WORK REQUIRED:
Show each line that has the string "name" in it.

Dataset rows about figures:
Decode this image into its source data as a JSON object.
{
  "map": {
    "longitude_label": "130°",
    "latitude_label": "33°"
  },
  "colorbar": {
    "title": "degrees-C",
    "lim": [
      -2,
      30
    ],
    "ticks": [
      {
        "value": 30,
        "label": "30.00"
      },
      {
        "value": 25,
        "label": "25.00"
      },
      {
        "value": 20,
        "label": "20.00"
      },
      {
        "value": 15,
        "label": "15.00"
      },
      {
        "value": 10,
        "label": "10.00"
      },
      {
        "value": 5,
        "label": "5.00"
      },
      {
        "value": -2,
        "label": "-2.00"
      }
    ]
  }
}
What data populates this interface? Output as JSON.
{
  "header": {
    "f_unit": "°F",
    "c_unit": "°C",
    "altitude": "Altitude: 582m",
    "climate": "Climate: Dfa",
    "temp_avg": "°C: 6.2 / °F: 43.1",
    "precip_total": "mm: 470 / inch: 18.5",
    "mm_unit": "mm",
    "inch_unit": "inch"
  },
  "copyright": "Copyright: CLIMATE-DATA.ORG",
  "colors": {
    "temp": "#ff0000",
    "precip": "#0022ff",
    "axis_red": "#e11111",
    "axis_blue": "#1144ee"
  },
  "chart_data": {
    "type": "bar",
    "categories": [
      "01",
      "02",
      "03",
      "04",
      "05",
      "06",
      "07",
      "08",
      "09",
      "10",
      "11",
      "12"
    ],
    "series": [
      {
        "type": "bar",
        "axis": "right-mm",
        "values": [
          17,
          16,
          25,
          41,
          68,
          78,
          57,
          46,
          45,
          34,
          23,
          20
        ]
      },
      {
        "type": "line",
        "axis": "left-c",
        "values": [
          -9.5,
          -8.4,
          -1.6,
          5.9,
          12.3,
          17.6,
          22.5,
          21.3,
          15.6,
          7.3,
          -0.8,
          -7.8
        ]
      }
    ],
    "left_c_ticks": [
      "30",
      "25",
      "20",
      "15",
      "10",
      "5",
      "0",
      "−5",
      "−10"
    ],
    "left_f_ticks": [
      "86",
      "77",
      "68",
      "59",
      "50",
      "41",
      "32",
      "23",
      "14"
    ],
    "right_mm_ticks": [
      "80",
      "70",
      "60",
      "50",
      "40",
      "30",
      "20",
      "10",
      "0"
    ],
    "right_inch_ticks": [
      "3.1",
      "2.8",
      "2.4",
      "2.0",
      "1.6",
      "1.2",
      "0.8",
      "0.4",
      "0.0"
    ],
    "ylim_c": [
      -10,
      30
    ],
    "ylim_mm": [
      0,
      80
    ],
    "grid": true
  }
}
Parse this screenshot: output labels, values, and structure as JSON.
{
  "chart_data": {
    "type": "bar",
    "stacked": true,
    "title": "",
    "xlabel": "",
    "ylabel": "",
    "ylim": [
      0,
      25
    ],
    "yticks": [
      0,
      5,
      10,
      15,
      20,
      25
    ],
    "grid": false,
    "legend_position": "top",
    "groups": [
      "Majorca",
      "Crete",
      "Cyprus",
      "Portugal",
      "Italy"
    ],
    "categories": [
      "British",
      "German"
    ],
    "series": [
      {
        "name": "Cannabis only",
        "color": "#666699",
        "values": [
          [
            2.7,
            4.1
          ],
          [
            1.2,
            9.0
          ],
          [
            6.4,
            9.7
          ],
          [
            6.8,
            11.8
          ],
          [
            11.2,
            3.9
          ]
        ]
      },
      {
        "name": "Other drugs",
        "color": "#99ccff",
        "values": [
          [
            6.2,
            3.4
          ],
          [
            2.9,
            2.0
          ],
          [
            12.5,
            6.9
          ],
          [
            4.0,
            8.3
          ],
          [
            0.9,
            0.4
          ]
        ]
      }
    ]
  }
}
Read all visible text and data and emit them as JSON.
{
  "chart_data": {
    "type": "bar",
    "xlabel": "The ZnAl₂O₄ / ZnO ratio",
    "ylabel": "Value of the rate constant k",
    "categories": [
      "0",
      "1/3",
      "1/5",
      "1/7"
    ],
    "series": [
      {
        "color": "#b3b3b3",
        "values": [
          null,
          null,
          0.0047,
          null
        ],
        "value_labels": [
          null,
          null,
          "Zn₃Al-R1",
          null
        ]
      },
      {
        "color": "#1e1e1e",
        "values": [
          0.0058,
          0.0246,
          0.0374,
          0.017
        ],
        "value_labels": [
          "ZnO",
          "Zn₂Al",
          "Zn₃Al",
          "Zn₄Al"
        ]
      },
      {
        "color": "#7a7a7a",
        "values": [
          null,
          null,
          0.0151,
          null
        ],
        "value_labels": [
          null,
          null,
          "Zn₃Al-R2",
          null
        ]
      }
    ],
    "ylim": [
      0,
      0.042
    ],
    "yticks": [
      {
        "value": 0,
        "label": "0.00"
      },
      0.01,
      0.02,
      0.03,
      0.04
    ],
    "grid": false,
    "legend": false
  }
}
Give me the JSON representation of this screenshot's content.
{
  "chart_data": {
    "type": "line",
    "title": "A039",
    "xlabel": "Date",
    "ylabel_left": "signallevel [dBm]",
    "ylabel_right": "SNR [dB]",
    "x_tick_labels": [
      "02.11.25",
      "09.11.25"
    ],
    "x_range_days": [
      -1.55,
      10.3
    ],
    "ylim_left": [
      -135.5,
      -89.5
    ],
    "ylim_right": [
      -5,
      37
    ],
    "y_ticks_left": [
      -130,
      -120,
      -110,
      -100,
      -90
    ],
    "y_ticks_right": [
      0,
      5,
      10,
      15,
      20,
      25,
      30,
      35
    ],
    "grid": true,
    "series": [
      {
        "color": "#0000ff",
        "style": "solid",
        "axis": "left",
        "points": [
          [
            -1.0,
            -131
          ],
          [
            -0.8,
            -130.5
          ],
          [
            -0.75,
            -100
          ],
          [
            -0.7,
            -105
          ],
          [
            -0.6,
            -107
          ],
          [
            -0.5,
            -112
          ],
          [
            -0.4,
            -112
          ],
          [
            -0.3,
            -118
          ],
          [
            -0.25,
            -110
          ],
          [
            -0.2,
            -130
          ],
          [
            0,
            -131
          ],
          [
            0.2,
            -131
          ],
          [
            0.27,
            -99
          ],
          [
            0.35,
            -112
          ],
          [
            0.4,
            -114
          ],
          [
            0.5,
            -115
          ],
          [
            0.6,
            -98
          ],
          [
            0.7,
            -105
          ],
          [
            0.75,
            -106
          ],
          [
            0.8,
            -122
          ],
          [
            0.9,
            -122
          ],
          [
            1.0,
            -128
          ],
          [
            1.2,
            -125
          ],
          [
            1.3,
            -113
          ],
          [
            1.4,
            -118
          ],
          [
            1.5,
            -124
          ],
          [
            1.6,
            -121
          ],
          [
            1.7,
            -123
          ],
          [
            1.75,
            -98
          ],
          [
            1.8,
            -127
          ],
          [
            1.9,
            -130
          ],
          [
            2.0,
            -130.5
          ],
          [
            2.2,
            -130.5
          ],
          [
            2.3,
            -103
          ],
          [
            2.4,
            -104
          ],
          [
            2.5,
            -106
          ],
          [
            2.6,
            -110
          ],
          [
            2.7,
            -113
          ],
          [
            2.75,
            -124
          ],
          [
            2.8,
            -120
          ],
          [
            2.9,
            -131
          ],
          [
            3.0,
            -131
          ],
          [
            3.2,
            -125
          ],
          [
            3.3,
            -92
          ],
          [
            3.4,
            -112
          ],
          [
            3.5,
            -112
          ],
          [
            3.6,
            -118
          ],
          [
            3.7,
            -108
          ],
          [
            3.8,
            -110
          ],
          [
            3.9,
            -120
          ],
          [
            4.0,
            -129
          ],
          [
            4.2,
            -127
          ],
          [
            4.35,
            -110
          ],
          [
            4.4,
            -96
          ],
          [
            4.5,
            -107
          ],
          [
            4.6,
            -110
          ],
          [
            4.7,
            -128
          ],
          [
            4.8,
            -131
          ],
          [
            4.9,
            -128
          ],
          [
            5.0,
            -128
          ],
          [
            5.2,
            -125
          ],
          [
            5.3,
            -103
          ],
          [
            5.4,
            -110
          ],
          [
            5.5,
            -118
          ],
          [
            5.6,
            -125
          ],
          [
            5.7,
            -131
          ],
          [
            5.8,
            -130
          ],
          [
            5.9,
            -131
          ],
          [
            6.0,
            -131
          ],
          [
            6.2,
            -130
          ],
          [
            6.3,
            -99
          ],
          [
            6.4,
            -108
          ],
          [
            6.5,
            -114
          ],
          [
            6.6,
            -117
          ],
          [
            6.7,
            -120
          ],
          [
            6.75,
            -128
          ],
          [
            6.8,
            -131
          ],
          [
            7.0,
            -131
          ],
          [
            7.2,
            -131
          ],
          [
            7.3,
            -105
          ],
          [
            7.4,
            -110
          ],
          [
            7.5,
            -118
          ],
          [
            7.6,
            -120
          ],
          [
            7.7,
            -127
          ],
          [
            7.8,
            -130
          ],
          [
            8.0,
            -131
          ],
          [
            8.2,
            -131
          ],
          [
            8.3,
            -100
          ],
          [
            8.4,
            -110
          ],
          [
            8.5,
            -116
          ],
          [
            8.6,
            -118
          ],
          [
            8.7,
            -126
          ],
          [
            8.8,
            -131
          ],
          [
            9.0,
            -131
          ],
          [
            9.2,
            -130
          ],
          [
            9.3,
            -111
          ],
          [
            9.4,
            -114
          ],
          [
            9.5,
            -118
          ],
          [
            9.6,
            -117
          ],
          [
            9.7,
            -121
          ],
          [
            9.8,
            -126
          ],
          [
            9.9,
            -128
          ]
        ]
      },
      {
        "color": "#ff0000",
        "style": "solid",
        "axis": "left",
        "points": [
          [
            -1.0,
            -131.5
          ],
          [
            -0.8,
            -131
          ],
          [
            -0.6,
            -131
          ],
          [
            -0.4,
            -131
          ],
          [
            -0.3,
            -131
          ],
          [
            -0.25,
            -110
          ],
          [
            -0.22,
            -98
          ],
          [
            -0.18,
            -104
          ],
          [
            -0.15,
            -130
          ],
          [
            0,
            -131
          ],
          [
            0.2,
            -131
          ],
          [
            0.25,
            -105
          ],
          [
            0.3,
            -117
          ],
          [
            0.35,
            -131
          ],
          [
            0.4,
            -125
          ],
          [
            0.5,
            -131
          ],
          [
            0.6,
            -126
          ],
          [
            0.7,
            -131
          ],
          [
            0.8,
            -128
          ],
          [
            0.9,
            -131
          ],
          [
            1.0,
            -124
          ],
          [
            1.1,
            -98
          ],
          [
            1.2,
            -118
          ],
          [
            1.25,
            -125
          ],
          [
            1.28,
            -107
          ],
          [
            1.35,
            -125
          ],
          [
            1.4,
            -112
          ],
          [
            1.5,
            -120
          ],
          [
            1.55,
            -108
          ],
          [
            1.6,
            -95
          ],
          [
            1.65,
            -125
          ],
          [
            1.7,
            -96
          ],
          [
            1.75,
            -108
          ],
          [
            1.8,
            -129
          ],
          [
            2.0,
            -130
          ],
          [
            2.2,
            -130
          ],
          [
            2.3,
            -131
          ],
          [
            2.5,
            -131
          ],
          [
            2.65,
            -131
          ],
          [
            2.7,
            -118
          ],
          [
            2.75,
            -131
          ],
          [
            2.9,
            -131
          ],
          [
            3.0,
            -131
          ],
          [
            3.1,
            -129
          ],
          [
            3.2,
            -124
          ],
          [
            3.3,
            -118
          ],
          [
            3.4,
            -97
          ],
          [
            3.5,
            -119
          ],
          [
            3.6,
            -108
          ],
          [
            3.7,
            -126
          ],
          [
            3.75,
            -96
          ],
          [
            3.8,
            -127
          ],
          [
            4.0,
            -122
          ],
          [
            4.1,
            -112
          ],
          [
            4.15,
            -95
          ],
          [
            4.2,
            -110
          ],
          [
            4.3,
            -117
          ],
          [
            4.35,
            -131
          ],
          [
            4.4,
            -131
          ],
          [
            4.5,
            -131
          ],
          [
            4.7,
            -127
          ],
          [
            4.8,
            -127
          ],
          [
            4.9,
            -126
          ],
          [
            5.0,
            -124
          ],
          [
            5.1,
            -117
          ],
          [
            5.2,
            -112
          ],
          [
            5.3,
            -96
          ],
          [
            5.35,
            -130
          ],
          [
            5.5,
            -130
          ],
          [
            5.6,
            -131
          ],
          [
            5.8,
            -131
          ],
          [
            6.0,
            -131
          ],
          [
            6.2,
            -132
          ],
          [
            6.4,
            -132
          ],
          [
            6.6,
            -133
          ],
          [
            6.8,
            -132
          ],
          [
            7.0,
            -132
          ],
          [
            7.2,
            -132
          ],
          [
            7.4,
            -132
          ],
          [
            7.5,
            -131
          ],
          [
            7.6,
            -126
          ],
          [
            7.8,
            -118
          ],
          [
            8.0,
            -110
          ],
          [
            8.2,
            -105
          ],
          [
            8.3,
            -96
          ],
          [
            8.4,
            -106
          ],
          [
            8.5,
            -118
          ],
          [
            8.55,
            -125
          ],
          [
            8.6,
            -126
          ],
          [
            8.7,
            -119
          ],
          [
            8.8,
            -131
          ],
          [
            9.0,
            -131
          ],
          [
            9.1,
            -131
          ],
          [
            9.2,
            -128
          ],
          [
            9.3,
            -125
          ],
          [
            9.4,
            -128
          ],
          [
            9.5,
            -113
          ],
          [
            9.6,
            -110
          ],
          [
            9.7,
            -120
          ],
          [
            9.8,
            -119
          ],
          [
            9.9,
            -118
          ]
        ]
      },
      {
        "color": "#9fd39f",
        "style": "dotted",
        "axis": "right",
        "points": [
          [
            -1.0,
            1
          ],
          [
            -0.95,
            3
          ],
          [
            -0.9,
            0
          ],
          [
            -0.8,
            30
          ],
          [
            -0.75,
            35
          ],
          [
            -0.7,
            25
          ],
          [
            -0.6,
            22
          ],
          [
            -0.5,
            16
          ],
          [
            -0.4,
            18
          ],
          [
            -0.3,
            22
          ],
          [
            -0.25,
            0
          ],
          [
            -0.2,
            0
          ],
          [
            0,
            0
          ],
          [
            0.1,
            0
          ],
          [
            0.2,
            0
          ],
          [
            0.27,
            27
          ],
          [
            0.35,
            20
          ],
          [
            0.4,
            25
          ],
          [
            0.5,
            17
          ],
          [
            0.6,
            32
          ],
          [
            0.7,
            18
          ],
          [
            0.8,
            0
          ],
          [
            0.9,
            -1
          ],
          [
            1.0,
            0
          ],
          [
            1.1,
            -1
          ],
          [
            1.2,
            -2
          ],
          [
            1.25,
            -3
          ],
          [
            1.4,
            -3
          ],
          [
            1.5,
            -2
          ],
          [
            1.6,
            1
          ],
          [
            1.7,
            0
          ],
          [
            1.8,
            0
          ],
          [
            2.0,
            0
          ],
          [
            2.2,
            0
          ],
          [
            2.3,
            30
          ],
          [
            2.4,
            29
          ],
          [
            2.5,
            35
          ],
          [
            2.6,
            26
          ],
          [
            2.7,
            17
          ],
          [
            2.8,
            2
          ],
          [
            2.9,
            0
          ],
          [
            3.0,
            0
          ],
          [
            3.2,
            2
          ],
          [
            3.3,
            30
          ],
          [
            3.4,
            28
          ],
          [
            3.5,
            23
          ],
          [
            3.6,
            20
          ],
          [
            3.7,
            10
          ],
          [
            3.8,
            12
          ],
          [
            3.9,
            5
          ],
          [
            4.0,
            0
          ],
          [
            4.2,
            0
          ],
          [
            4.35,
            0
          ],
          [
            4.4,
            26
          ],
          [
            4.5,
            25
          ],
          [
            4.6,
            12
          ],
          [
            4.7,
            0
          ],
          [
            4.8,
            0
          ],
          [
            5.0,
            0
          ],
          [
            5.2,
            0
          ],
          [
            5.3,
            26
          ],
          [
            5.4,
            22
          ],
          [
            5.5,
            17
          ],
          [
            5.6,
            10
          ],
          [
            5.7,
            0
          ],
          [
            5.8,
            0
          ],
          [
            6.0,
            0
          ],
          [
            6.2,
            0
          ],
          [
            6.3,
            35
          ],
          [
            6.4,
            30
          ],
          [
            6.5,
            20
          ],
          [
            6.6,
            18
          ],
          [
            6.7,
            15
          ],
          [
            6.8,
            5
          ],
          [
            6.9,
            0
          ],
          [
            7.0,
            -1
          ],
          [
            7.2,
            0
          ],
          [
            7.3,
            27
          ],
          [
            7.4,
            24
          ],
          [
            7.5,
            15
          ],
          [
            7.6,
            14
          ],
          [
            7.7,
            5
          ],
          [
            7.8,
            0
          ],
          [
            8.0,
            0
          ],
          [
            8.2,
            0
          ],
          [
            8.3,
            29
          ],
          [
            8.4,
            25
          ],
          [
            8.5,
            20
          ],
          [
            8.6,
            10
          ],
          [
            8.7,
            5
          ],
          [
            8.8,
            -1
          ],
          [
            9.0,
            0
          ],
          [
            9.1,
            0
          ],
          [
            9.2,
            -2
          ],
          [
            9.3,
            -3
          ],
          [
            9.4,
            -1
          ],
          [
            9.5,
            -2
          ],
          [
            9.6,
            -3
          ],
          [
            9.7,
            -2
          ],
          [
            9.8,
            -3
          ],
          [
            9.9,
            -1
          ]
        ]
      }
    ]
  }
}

EXERCISE OUTPUT:
        "name": "Cannabis only",
        "name": "Other drugs",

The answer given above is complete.